AIM OF THE TASK
Go through the listing below and gather every line with the word "title".

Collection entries
** Begin **

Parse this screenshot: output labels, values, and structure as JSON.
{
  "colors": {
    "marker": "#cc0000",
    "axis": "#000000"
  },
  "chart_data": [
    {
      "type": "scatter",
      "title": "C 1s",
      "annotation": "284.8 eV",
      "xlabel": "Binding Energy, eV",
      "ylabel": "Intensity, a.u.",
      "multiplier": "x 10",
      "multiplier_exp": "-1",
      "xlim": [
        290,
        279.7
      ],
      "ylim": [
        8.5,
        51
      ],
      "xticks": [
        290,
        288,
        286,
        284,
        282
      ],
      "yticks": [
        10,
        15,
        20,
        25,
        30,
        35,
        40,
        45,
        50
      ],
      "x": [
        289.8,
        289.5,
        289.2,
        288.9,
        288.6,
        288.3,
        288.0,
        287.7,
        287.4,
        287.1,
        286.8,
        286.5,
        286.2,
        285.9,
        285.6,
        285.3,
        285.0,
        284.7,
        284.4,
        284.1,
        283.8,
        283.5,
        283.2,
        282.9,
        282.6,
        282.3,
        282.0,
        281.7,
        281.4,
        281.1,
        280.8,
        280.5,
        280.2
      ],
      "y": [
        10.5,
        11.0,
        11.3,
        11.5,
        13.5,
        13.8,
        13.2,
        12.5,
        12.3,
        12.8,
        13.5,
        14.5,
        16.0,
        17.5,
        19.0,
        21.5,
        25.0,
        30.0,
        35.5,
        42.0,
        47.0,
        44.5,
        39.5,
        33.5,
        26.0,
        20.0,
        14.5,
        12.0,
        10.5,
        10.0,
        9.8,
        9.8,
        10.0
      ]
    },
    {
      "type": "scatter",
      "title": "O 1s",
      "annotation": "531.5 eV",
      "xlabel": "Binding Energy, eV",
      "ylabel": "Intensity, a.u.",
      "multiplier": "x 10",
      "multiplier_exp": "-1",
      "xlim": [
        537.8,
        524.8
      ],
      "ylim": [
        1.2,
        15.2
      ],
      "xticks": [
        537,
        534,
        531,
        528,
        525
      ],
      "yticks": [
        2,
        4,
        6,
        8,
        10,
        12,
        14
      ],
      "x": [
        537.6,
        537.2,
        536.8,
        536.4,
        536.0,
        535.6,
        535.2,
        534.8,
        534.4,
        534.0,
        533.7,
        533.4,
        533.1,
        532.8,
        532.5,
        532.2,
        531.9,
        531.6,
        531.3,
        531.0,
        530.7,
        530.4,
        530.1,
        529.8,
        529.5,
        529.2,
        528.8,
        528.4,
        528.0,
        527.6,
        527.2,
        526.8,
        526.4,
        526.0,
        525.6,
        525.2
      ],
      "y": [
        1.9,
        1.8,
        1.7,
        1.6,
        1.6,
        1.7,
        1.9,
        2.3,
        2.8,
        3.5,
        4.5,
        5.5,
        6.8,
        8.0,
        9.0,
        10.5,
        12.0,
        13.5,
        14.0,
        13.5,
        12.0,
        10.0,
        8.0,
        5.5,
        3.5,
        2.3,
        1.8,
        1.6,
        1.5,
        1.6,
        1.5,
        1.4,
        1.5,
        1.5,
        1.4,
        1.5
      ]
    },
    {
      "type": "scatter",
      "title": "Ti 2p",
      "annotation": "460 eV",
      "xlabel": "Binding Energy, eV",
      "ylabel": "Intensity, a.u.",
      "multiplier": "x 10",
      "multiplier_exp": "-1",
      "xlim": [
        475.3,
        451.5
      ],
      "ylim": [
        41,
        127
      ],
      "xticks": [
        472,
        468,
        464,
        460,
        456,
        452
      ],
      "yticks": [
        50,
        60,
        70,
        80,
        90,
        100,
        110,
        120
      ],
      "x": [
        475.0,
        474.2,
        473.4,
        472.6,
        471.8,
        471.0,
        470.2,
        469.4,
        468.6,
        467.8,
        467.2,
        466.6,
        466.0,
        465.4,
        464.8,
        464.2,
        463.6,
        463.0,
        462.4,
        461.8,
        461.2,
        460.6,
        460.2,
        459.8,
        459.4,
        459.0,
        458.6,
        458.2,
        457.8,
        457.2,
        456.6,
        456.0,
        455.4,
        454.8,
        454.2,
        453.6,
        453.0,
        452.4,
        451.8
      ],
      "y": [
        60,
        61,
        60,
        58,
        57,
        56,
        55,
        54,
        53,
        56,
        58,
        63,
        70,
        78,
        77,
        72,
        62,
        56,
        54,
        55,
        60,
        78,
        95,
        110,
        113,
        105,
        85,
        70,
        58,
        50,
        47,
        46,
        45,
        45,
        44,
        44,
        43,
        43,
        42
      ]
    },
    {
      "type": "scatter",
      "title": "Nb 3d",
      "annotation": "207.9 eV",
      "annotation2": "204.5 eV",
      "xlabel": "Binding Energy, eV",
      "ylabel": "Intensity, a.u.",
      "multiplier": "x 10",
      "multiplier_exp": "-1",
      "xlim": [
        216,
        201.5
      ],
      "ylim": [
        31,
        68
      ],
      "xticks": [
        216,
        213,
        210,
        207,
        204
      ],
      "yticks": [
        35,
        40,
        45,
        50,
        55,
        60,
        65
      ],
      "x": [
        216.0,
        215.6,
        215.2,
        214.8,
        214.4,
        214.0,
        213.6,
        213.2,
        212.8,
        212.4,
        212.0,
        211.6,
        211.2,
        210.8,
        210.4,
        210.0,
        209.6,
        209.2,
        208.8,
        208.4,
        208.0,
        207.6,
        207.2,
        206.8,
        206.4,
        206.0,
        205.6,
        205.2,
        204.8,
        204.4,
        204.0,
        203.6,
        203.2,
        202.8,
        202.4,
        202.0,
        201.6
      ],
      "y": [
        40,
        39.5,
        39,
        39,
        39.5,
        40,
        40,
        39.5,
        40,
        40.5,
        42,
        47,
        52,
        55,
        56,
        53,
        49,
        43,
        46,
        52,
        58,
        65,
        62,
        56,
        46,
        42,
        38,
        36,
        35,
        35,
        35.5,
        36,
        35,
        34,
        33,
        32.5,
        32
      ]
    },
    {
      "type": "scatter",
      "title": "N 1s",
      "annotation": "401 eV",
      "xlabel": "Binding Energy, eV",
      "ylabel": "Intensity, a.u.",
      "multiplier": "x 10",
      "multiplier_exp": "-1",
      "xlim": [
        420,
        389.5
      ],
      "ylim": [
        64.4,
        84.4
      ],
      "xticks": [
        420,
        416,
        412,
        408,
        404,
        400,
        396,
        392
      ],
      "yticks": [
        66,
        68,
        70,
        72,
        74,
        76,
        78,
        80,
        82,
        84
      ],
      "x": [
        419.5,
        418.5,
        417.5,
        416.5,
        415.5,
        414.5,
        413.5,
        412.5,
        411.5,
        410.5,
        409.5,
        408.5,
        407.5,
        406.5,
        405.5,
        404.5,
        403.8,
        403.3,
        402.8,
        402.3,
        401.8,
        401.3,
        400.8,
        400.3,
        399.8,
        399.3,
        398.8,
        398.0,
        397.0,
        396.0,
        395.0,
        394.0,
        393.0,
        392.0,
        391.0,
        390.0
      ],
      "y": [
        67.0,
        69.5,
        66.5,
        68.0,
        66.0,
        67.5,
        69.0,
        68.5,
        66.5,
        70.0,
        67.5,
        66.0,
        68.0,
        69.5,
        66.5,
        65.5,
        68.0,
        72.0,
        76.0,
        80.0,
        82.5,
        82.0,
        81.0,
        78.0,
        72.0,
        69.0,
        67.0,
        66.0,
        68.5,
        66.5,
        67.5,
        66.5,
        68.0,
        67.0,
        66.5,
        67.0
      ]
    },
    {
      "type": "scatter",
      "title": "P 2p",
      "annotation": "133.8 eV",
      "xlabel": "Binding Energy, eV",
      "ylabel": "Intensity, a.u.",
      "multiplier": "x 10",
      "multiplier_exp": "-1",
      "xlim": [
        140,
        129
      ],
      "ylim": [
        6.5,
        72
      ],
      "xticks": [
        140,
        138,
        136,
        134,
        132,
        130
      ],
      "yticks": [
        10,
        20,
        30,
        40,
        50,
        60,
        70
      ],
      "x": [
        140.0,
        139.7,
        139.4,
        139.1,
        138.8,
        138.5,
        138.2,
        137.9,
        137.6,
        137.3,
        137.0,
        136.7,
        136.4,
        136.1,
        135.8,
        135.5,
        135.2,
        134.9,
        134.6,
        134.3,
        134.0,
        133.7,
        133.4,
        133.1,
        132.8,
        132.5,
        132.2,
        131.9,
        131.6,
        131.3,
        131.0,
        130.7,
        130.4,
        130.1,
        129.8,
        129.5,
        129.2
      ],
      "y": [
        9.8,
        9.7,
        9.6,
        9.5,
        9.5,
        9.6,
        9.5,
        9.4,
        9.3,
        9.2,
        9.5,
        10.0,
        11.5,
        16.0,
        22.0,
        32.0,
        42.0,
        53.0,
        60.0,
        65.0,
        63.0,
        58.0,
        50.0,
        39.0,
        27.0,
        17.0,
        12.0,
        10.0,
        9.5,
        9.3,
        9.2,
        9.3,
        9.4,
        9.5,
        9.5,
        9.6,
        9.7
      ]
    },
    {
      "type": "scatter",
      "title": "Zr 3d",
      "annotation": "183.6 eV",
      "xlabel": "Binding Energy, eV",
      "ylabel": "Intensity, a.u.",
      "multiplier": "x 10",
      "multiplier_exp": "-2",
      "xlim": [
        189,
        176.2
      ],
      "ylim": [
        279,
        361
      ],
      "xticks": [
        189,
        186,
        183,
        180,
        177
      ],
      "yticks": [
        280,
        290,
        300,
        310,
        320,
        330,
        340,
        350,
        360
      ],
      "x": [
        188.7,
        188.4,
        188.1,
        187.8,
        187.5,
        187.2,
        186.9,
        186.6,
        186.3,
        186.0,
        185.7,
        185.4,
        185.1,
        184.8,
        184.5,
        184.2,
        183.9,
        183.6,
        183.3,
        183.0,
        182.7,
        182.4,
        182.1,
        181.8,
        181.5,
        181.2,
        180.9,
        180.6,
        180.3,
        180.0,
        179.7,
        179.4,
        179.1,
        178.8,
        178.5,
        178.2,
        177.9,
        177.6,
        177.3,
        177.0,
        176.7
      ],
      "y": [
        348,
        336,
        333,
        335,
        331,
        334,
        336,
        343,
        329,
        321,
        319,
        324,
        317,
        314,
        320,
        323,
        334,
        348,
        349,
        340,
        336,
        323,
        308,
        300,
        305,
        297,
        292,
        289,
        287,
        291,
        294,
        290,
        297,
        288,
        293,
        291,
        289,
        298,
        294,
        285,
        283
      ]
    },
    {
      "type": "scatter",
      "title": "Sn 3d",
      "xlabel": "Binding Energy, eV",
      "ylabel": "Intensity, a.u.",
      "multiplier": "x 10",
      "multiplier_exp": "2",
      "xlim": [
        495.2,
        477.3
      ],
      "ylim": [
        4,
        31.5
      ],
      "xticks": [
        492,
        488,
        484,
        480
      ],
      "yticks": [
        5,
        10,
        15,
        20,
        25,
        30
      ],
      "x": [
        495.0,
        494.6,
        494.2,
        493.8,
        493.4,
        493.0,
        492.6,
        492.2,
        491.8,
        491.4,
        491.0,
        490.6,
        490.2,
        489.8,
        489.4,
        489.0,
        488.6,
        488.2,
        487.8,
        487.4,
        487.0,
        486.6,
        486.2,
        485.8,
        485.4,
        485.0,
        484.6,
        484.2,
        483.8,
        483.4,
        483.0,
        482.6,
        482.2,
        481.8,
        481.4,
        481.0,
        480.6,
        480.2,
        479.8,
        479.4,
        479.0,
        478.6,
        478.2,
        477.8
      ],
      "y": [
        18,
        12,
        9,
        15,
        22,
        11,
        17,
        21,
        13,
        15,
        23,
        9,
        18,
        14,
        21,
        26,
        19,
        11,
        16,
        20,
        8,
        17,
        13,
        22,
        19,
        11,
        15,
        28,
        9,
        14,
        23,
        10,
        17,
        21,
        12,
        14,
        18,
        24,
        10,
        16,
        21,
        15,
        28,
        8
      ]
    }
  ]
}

** End **

FULL ANSWER
      "title": "C 1s",
      "title": "O 1s",
      "title": "Ti 2p",
      "title": "Nb 3d",
      "title": "N 1s",
      "title": "P 2p",
      "title": "Zr 3d",
      "title": "Sn 3d",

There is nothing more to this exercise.